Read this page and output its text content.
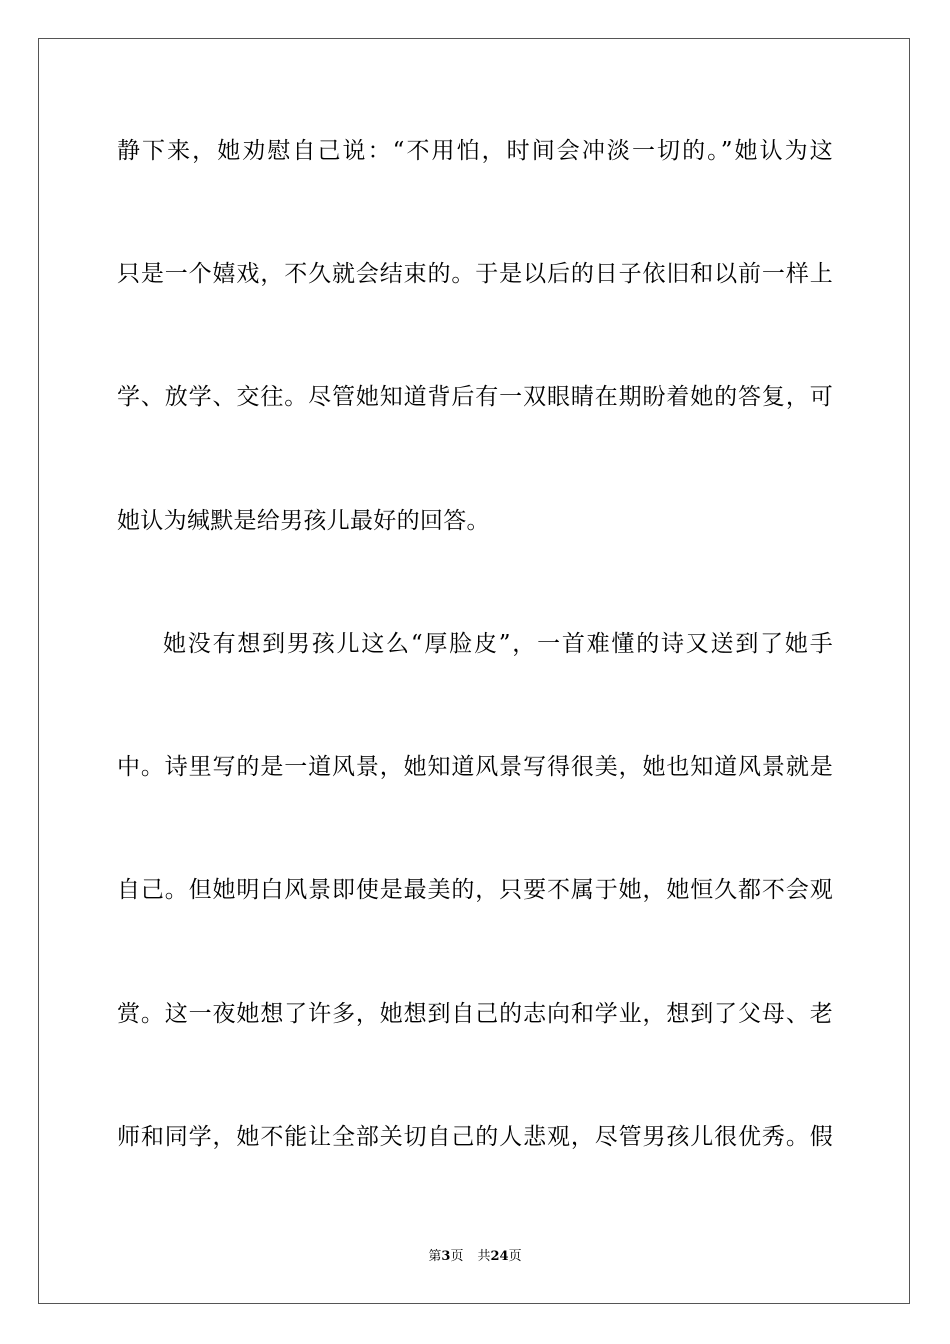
静下来，她劝慰自己说：“不用怕，时间会冲淡一切的。”她认为这
只是一个嬉戏，不久就会结束的。于是以后的日子依旧和以前一样上
学、放学、交往。尽管她知道背后有一双眼睛在期盼着她的答复，可
她认为缄默是给男孩儿最好的回答。
她没有想到男孩儿这么“厚脸皮”，一首难懂的诗又送到了她手
中。诗里写的是一道风景，她知道风景写得很美，她也知道风景就是
自己。但她明白风景即使是最美的，只要不属于她，她恒久都不会观
赏。这一夜她想了许多，她想到自己的志向和学业，想到了父母、老
师和同学，她不能让全部关切自己的人悲观，尽管男孩儿很优秀。假
第3页 共24页
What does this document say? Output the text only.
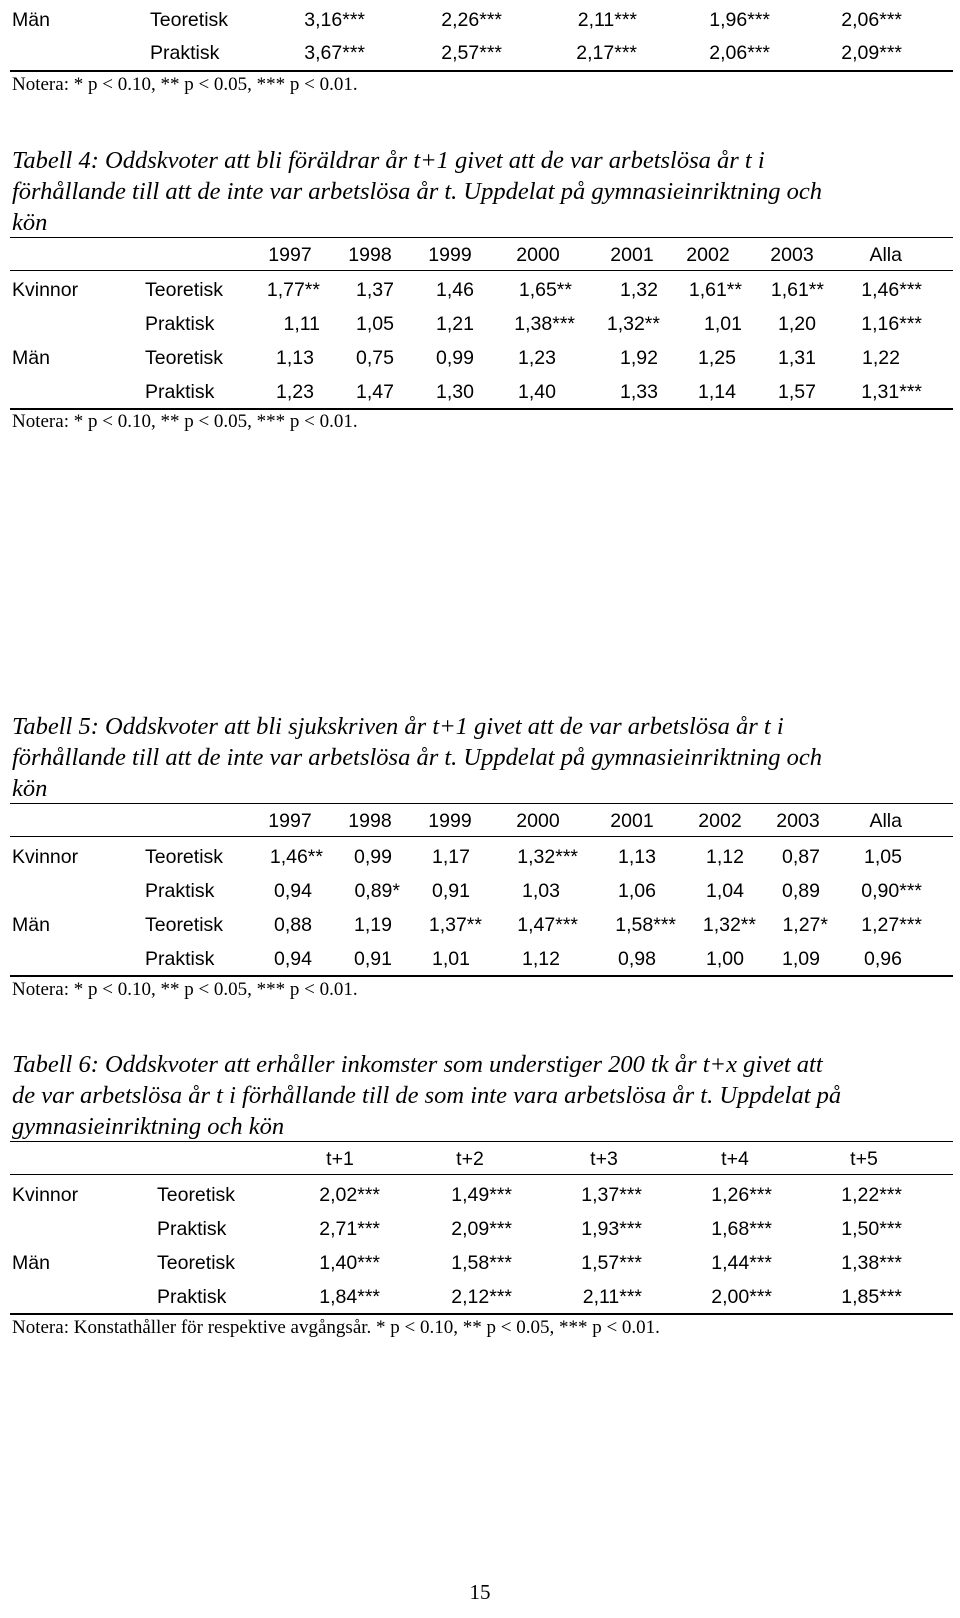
Män	Teoretisk	3,16***	2,26***	2,11***	1,96***	2,06***
Praktisk	3,67***	2,57***	2,17***	2,06***	2,09***
Notera: * p < 0.10, ** p < 0.05, *** p < 0.01.
Tabell 4: Oddskvoter att bli föräldrar år t+1 givet att de var arbetslösa år t i
förhållande till att de inte var arbetslösa år t. Uppdelat på gymnasieinriktning och
kön
1997	1998	1999	2000	2001	2002	2003	Alla
Kvinnor	Teoretisk	1,77**	1,37	1,46	1,65**	1,32	1,61**	1,61**	1,46***
Praktisk	1,11	1,05	1,21	1,38***	1,32**	1,01	1,20	1,16***
Män	Teoretisk	1,13	0,75	0,99	1,23	1,92	1,25	1,31	1,22
Praktisk	1,23	1,47	1,30	1,40	1,33	1,14	1,57	1,31***
Notera: * p < 0.10, ** p < 0.05, *** p < 0.01.
Tabell 5: Oddskvoter att bli sjukskriven år t+1 givet att de var arbetslösa år t i
förhållande till att de inte var arbetslösa år t. Uppdelat på gymnasieinriktning och
kön
1997	1998	1999	2000	2001	2002	2003	Alla
Kvinnor	Teoretisk	1,46**	0,99	1,17	1,32***	1,13	1,12	0,87	1,05
Praktisk	0,94	0,89*	0,91	1,03	1,06	1,04	0,89	0,90***
Män	Teoretisk	0,88	1,19	1,37**	1,47***	1,58***	1,32**	1,27*	1,27***
Praktisk	0,94	0,91	1,01	1,12	0,98	1,00	1,09	0,96
Notera: * p < 0.10, ** p < 0.05, *** p < 0.01.
Tabell 6: Oddskvoter att erhåller inkomster som understiger 200 tk år t+x givet att
de var arbetslösa år t i förhållande till de som inte vara arbetslösa år t. Uppdelat på
gymnasieinriktning och kön
t+1	t+2	t+3	t+4	t+5
Kvinnor	Teoretisk	2,02***	1,49***	1,37***	1,26***	1,22***
Praktisk	2,71***	2,09***	1,93***	1,68***	1,50***
Män	Teoretisk	1,40***	1,58***	1,57***	1,44***	1,38***
Praktisk	1,84***	2,12***	2,11***	2,00***	1,85***
Notera: Konstathåller för respektive avgångsår. * p < 0.10, ** p < 0.05, *** p < 0.01.
15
——————
→ **The task**
Print every entry exactly as written, without the pictures.

→ **Task response**
Read this page and output its text content.
静下来，她劝慰自己说：“不用怕，时间会冲淡一切的。”她认为这
只是一个嬉戏，不久就会结束的。于是以后的日子依旧和以前一样上
学、放学、交往。尽管她知道背后有一双眼睛在期盼着她的答复，可
她认为缄默是给男孩儿最好的回答。
她没有想到男孩儿这么“厚脸皮”，一首难懂的诗又送到了她手
中。诗里写的是一道风景，她知道风景写得很美，她也知道风景就是
自己。但她明白风景即使是最美的，只要不属于她，她恒久都不会观
赏。这一夜她想了许多，她想到自己的志向和学业，想到了父母、老
师和同学，她不能让全部关切自己的人悲观，尽管男孩儿很优秀。假
第3页 共24页
What does this document say? Output the text only.
Män	Teoretisk	3,16***	2,26***	2,11***	1,96***	2,06***
Praktisk	3,67***	2,57***	2,17***	2,06***	2,09***
Notera: * p < 0.10, ** p < 0.05, *** p < 0.01.
Tabell 4: Oddskvoter att bli föräldrar år t+1 givet att de var arbetslösa år t i
förhållande till att de inte var arbetslösa år t. Uppdelat på gymnasieinriktning och
kön
1997	1998	1999	2000	2001	2002	2003	Alla
Kvinnor	Teoretisk	1,77**	1,37	1,46	1,65**	1,32	1,61**	1,61**	1,46***
Praktisk	1,11	1,05	1,21	1,38***	1,32**	1,01	1,20	1,16***
Män	Teoretisk	1,13	0,75	0,99	1,23	1,92	1,25	1,31	1,22
Praktisk	1,23	1,47	1,30	1,40	1,33	1,14	1,57	1,31***
Notera: * p < 0.10, ** p < 0.05, *** p < 0.01.
Tabell 5: Oddskvoter att bli sjukskriven år t+1 givet att de var arbetslösa år t i
förhållande till att de inte var arbetslösa år t. Uppdelat på gymnasieinriktning och
kön
1997	1998	1999	2000	2001	2002	2003	Alla
Kvinnor	Teoretisk	1,46**	0,99	1,17	1,32***	1,13	1,12	0,87	1,05
Praktisk	0,94	0,89*	0,91	1,03	1,06	1,04	0,89	0,90***
Män	Teoretisk	0,88	1,19	1,37**	1,47***	1,58***	1,32**	1,27*	1,27***
Praktisk	0,94	0,91	1,01	1,12	0,98	1,00	1,09	0,96
Notera: * p < 0.10, ** p < 0.05, *** p < 0.01.
Tabell 6: Oddskvoter att erhåller inkomster som understiger 200 tk år t+x givet att
de var arbetslösa år t i förhållande till de som inte vara arbetslösa år t. Uppdelat på
gymnasieinriktning och kön
t+1	t+2	t+3	t+4	t+5
Kvinnor	Teoretisk	2,02***	1,49***	1,37***	1,26***	1,22***
Praktisk	2,71***	2,09***	1,93***	1,68***	1,50***
Män	Teoretisk	1,40***	1,58***	1,57***	1,44***	1,38***
Praktisk	1,84***	2,12***	2,11***	2,00***	1,85***
Notera: Konstathåller för respektive avgångsår. * p < 0.10, ** p < 0.05, *** p < 0.01.
15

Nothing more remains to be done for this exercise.